» Task instructions
Starting at the first line of the records and stopping after the line that contains "The first coil portion W1 is at (115, 802).", rewrite those lines with "circuit diagram" changed to "wiring diagram" and everything else left as is. Leave out the pictures.
---- Information provided
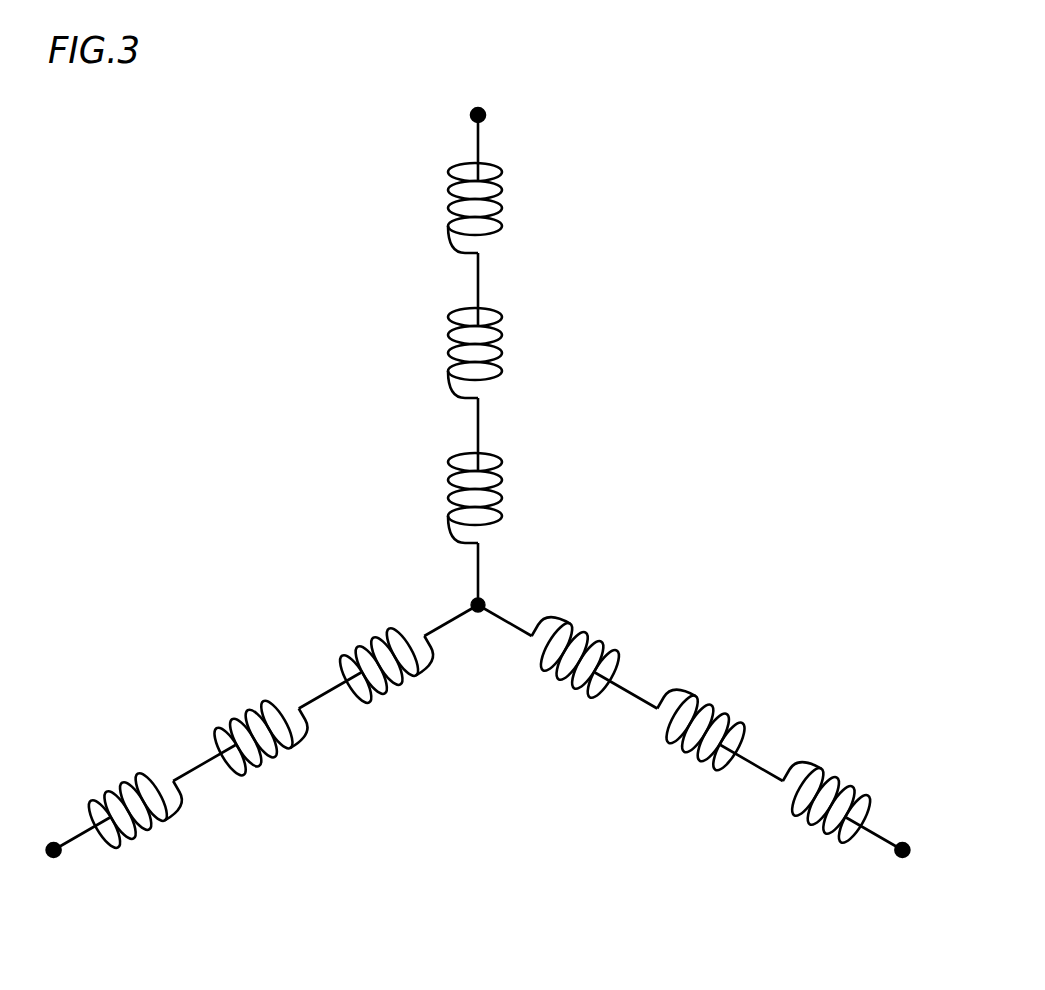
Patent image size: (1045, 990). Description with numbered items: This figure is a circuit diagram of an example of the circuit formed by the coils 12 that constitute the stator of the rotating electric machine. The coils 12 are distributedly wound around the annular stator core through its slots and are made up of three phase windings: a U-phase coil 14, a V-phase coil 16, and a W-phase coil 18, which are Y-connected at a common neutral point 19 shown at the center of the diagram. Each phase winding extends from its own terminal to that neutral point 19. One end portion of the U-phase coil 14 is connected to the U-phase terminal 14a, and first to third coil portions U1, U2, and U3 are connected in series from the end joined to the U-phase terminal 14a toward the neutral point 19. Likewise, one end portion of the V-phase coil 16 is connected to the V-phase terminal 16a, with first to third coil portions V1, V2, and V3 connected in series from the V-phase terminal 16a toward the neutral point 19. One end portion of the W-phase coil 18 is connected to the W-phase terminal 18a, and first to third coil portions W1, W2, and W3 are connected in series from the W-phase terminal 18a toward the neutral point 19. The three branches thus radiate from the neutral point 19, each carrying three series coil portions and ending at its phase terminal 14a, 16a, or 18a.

The coils 12 is at (879, 285).
The U-phase coil 14 is at (492, 344).
The U-phase terminal 14a is at (486, 112).
The V-phase coil 16 is at (711, 777).
The V-phase terminal 16a is at (904, 858).
The W-phase coil 18 is at (255, 787).
The W-phase terminal 18a is at (58, 858).
The neutral point 19 is at (488, 597).
The first coil portion U1 is at (509, 184).
The second coil portion U2 is at (509, 325).
The third coil portion U3 is at (509, 470).
The first coil portion V1 is at (842, 818).
The second coil portion V2 is at (721, 746).
The third coil portion V3 is at (592, 674).
The first coil portion W1 is at (115, 802).
The second coil portion W2 is at (237, 734).
The third coil portion W3 is at (363, 662).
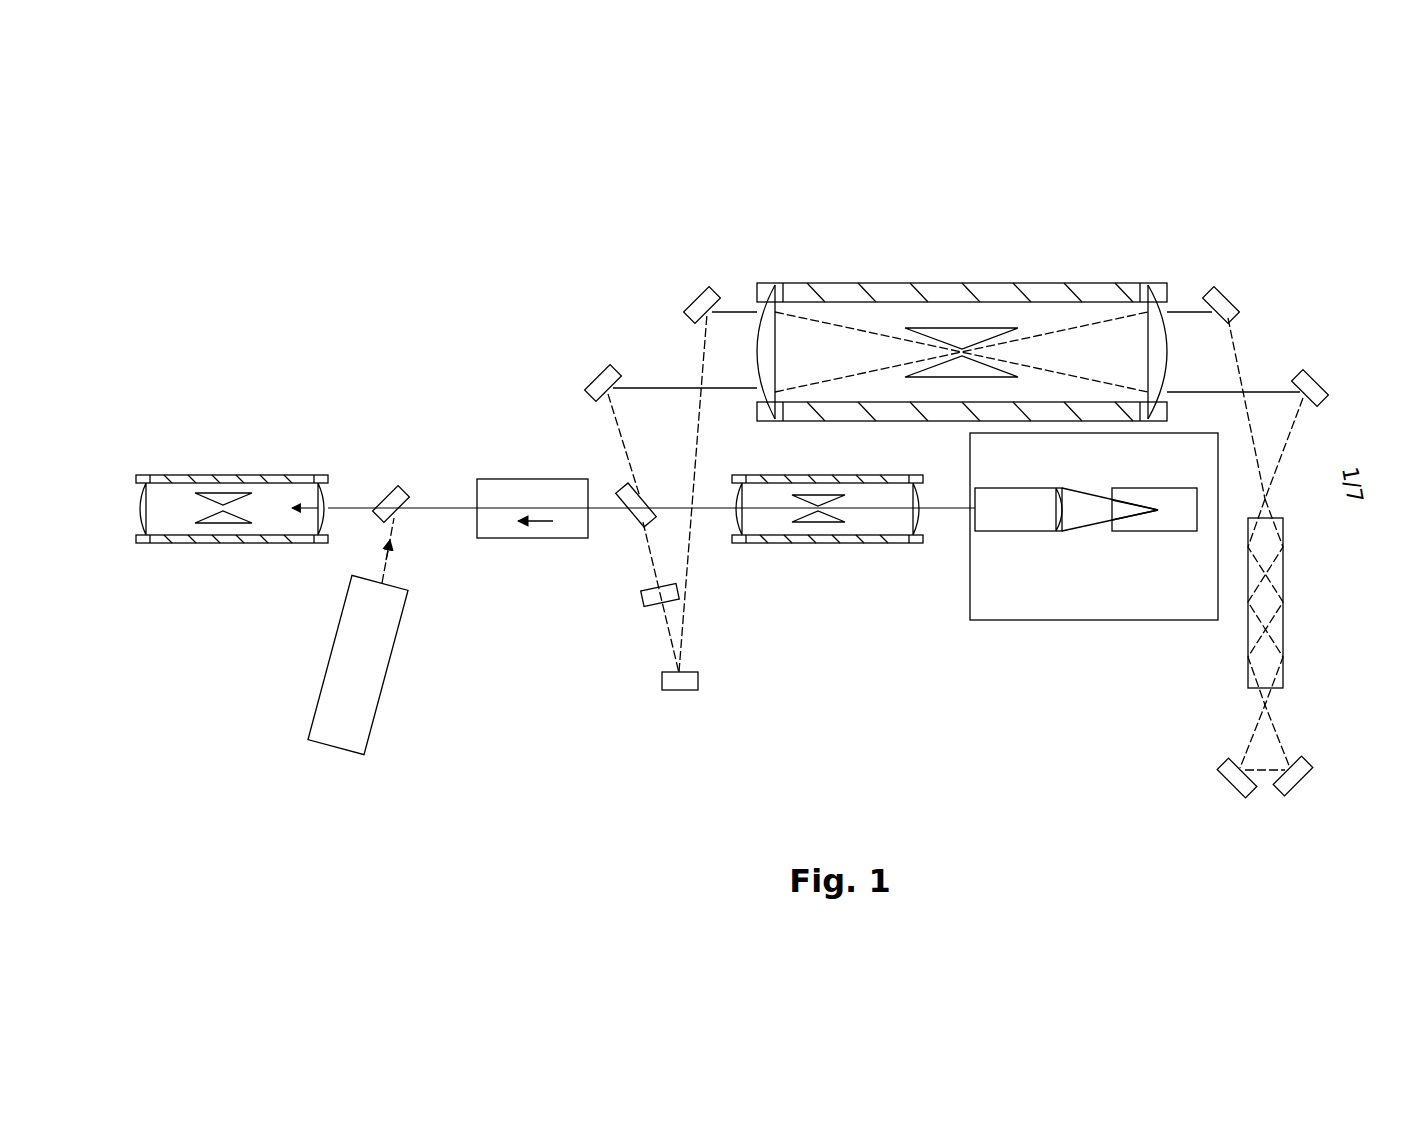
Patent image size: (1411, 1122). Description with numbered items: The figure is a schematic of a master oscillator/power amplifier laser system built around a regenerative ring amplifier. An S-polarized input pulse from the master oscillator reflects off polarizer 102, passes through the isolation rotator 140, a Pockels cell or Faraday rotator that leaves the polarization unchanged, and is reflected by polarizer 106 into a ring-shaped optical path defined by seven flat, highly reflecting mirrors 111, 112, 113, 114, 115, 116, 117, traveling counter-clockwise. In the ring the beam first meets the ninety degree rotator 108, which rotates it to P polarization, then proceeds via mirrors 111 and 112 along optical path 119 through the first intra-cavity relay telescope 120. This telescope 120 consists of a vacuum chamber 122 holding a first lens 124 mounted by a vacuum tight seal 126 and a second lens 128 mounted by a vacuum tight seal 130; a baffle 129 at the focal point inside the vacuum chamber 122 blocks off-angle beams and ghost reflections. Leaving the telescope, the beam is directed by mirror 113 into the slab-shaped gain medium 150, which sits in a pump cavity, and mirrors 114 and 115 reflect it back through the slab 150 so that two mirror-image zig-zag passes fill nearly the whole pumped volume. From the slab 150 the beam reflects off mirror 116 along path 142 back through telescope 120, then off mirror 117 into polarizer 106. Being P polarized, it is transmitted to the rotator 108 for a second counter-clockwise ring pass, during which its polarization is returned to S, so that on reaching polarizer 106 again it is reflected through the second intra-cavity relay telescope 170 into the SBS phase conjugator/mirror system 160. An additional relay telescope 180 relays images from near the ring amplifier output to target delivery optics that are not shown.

The first intra-cavity relay telescope 120 is at (982, 203).
The vacuum chamber 122 is at (922, 284).
The vacuum tight seal 126 is at (773, 284).
The first lens 124 is at (757, 343).
The vacuum tight seal 130 is at (1161, 284).
The second lens 128 is at (1148, 346).
The optical path 119 is at (853, 328).
The path 142 is at (1052, 330).
The baffle 129 is at (960, 378).
The mirror 112 is at (697, 293).
The mirror 117 is at (598, 372).
The mirror 116 is at (1232, 297).
The mirror 113 is at (1321, 378).
The slab-shaped gain medium 150 is at (1283, 570).
The mirror 115 is at (1227, 785).
The mirror 114 is at (1303, 785).
The SBS phase conjugator/mirror system 160 is at (1012, 622).
The second intra-cavity relay telescope 170 is at (840, 545).
The relay telescope 180 is at (258, 545).
The polarizer 102 is at (386, 489).
The rotator 140 is at (523, 478).
The polarizer 106 is at (627, 523).
The 90 degree rotator 108 is at (397, 650).
The mirror 111 is at (662, 688).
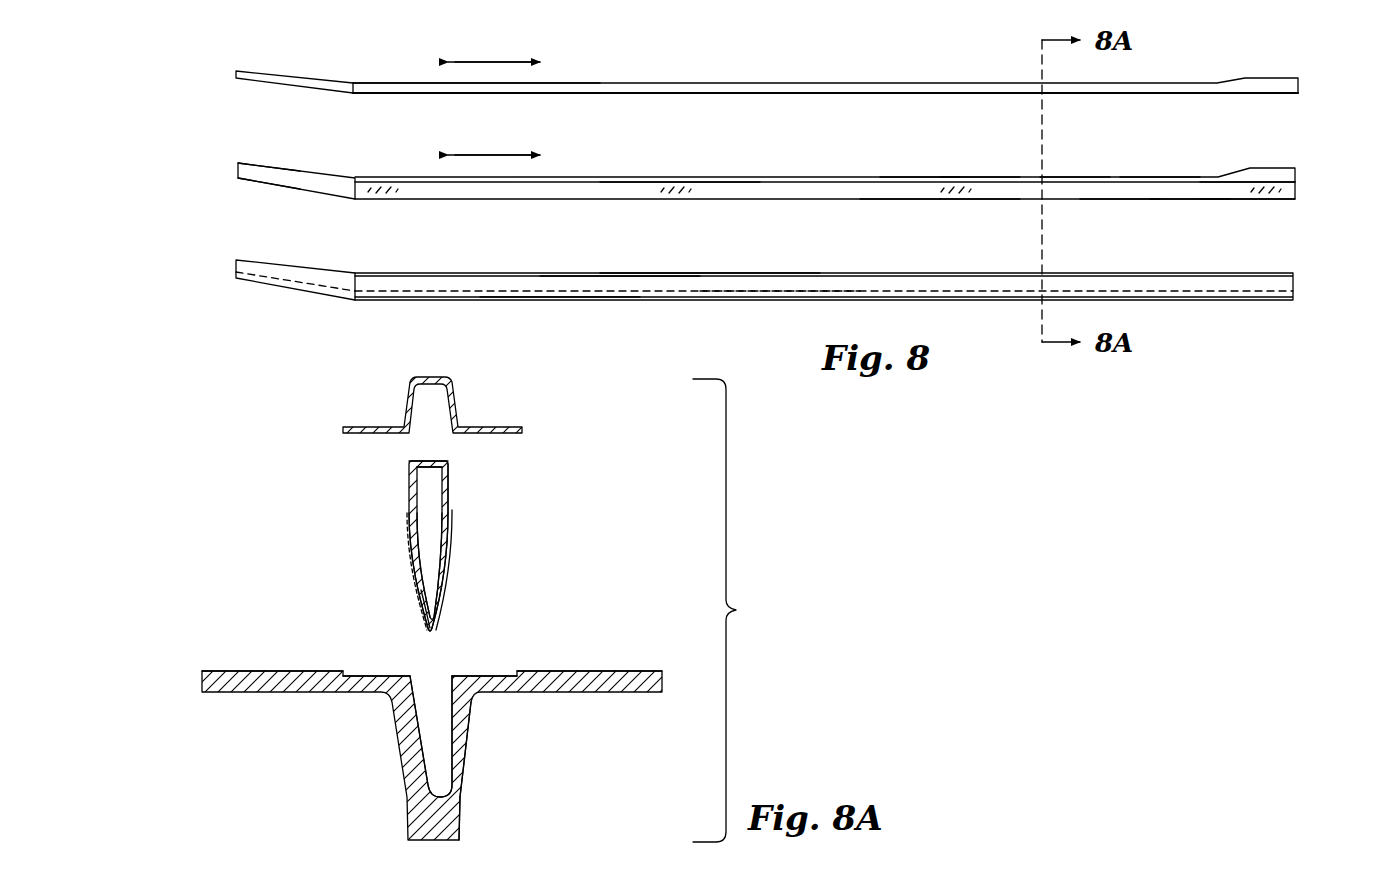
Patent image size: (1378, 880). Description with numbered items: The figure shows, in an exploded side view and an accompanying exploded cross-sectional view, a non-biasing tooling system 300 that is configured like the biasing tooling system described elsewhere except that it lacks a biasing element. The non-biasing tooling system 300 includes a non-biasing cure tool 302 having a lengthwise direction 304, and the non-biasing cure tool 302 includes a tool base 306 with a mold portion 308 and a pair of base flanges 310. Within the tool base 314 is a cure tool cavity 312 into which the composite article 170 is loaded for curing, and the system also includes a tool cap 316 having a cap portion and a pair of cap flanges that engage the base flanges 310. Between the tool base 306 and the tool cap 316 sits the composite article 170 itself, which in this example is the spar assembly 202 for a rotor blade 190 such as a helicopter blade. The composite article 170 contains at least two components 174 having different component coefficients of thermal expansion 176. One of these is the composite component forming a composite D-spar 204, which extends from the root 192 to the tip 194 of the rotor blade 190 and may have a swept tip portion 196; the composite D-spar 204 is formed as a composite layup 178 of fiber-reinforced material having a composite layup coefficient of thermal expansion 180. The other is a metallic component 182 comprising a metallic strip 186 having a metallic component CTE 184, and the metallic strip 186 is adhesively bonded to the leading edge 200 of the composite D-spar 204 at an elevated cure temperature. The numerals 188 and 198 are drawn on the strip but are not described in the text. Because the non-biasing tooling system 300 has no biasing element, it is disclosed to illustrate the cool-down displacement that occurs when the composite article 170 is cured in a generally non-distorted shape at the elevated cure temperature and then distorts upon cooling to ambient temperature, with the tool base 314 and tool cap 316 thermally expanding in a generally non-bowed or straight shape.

In FIG. 8, the non-biasing tooling system 300 is at (405, 50).
In FIG. 8A, the non-biasing tooling system 300 is at (660, 672).
In FIG. 8, the non-biasing cure tool 302 is at (1293, 285).
In FIG. 8A, the non-biasing cure tool 302 is at (632, 694).
In FIG. 8, the lengthwise direction 304 is at (490, 62).
In FIG. 8, the tool base 306 is at (553, 297).
In FIG. 8A, the tool base 306 is at (475, 740).
In FIG. 8, the mold portion 308 is at (609, 277).
In FIG. 8A, the mold portion 308 is at (473, 765).
In FIG. 8, the base flanges 310 is at (704, 273).
In FIG. 8A, the base flanges 310 is at (235, 670).
In FIG. 8, the cure tool cavity 312 is at (785, 268).
In FIG. 8A, the cure tool cavity 312 is at (435, 745).
In FIG. 8A, the tool base 314 is at (352, 675).
In FIG. 8, the tool cap 316 is at (757, 85).
In FIG. 8A, the tool cap 316 is at (432, 377).
In FIG. 8, the composite article 170 is at (1272, 168).
In FIG. 8A, the composite article 170 is at (428, 546).
In FIG. 8, the components 174 is at (637, 177).
In FIG. 8A, the components 174 is at (410, 540).
In FIG. 8, the component coefficients of thermal expansion 176 is at (707, 181).
In FIG. 8A, the component coefficients of thermal expansion 176 is at (412, 565).
In FIG. 8, the composite layup 178 is at (918, 177).
In FIG. 8A, the composite layup 178 is at (445, 466).
In FIG. 8, the composite layup coefficient of thermal expansion 180 is at (975, 177).
In FIG. 8A, the composite layup coefficient of thermal expansion 180 is at (445, 500).
In FIG. 8, the metallic component 182 is at (903, 192).
In FIG. 8A, the metallic component 182 is at (450, 535).
In FIG. 8, the metallic component CTE 184 is at (975, 192).
In FIG. 8A, the metallic component CTE 184 is at (448, 565).
In FIG. 8, the metallic strip 186 is at (1118, 193).
In FIG. 8A, the metallic strip 186 is at (447, 592).
In FIG. 8, the ring 188 is at (1178, 192).
In FIG. 8A, the ring 188 is at (409, 512).
In FIG. 8A, the rotor blade 190 is at (420, 600).
In FIG. 8, the root 192 is at (1295, 182).
In FIG. 8, the tip 194 is at (238, 168).
In FIG. 8, the swept tip portion 196 is at (262, 186).
In FIG. 8, the direction of movement 198 is at (490, 155).
In FIG. 8, the leading edge 200 is at (1265, 197).
In FIG. 8A, the leading edge 200 is at (440, 630).
In FIG. 8, the spar assembly 202 is at (1157, 177).
In FIG. 8, the composite D-spar 204 is at (1070, 177).
In FIG. 8A, the composite D-spar 204 is at (407, 466).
--------
» Expected answer
Patent image size: (1045, 990). Description with numbered items: This figure is a wiring diagram of an example of the circuit formed by the coils 12 that constitute the stator of the rotating electric machine. The coils 12 are distributedly wound around the annular stator core through its slots and are made up of three phase windings: a U-phase coil 14, a V-phase coil 16, and a W-phase coil 18, which are Y-connected at a common neutral point 19 shown at the center of the diagram. Each phase winding extends from its own terminal to that neutral point 19. One end portion of the U-phase coil 14 is connected to the U-phase terminal 14a, and first to third coil portions U1, U2, and U3 are connected in series from the end joined to the U-phase terminal 14a toward the neutral point 19. Likewise, one end portion of the V-phase coil 16 is connected to the V-phase terminal 16a, with first to third coil portions V1, V2, and V3 connected in series from the V-phase terminal 16a toward the neutral point 19. One end portion of the W-phase coil 18 is connected to the W-phase terminal 18a, and first to third coil portions W1, W2, and W3 are connected in series from the W-phase terminal 18a toward the neutral point 19. The three branches thus radiate from the neutral point 19, each carrying three series coil portions and ending at its phase terminal 14a, 16a, or 18a.

The coils 12 is at (879, 285).
The U-phase coil 14 is at (492, 344).
The U-phase terminal 14a is at (486, 112).
The V-phase coil 16 is at (711, 777).
The V-phase terminal 16a is at (904, 858).
The W-phase coil 18 is at (255, 787).
The W-phase terminal 18a is at (58, 858).
The neutral point 19 is at (488, 597).
The first coil portion U1 is at (509, 184).
The second coil portion U2 is at (509, 325).
The third coil portion U3 is at (509, 470).
The first coil portion V1 is at (842, 818).
The second coil portion V2 is at (721, 746).
The third coil portion V3 is at (592, 674).
The first coil portion W1 is at (115, 802).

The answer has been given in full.